Problem >> Gather up the lines that contain "JSON".

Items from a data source
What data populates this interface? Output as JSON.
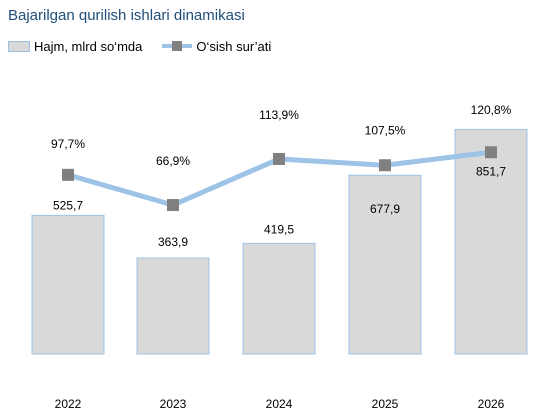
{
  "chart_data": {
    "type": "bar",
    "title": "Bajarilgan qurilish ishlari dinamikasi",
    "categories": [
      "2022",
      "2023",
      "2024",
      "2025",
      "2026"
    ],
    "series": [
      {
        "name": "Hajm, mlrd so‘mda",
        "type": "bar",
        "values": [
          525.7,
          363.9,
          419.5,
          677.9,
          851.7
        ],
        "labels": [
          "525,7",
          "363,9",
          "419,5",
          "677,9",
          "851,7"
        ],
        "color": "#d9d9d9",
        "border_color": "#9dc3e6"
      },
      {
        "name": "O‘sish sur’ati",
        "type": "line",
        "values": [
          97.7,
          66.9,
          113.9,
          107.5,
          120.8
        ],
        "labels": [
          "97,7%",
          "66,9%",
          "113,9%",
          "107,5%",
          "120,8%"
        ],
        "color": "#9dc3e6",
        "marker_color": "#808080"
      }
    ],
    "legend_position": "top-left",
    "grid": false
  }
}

---

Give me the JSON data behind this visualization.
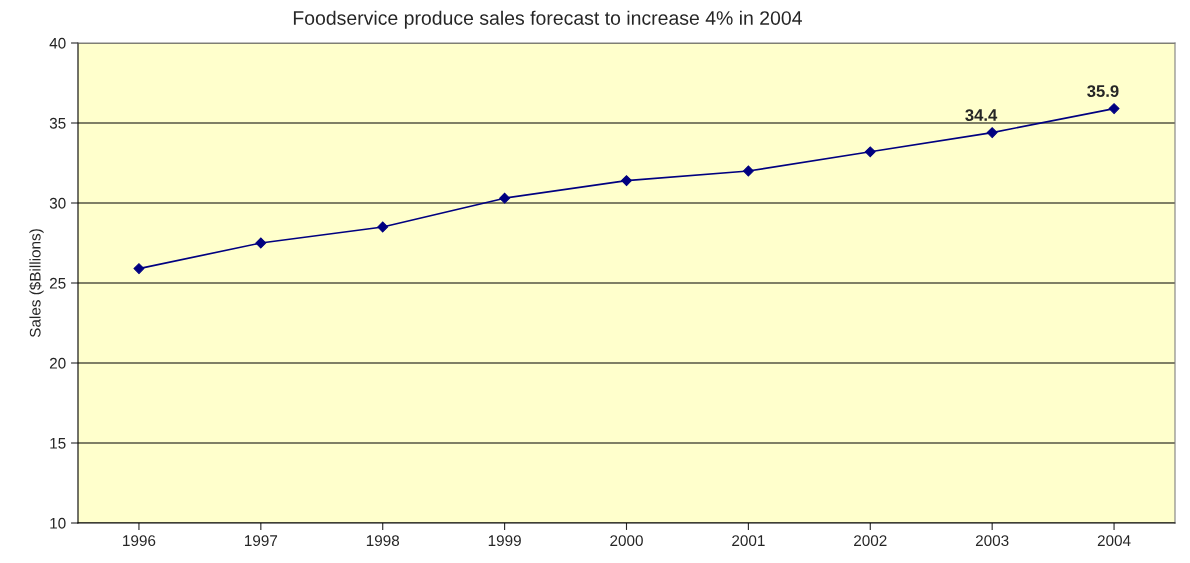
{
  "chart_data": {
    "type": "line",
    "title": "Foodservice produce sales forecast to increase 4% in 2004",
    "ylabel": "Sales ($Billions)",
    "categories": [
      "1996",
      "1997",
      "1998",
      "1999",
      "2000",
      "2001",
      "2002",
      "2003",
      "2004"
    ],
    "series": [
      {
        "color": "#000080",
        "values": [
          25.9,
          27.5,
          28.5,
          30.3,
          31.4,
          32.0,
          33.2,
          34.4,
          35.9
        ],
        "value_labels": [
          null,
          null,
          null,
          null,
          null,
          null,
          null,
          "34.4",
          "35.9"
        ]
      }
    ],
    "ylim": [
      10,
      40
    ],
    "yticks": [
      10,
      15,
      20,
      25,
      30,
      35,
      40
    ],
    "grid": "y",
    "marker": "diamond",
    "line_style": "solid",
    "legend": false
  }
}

* * *

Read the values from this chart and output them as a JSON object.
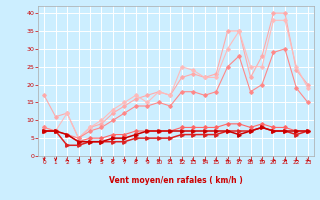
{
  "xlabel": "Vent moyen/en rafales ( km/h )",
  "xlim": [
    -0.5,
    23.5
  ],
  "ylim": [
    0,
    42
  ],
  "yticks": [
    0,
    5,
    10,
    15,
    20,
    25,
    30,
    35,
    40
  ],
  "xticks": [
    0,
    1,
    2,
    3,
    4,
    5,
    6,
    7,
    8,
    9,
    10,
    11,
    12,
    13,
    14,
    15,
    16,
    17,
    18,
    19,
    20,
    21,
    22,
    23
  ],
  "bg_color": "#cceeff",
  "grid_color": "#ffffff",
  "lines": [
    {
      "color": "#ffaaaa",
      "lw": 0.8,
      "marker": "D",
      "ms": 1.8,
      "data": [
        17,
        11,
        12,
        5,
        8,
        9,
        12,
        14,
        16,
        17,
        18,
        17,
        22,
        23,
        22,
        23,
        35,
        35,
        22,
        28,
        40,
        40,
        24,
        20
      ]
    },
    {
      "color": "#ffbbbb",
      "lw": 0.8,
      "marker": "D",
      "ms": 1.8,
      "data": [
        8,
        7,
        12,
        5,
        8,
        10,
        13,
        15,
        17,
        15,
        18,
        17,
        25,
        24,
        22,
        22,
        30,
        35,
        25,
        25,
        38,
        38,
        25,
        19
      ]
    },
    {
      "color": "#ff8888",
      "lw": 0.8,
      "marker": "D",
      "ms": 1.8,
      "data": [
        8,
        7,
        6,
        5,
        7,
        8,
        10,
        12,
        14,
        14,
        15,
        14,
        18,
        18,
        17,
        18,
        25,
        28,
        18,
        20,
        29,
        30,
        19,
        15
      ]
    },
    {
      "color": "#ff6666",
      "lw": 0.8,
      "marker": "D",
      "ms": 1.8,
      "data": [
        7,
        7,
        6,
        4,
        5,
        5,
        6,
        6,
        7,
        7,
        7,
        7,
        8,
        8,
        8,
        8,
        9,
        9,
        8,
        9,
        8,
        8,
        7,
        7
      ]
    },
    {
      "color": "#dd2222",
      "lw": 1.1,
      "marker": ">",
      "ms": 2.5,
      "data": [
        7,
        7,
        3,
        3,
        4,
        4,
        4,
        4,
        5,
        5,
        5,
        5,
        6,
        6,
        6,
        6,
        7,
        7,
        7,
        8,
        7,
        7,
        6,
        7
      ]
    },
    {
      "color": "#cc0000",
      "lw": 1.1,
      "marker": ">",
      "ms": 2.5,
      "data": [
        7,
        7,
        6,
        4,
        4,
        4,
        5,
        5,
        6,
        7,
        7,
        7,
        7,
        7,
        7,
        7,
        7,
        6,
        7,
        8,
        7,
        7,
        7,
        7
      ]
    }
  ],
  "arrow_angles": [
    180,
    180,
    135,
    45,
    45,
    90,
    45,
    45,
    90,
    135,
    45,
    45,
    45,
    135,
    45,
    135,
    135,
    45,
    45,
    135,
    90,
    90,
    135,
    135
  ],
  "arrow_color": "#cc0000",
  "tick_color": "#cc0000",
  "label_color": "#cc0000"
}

Right answer >>
What data populates this interface? Output as JSON.
Give me the JSON data behind this visualization.
Read the values from this chart and output them as a JSON object.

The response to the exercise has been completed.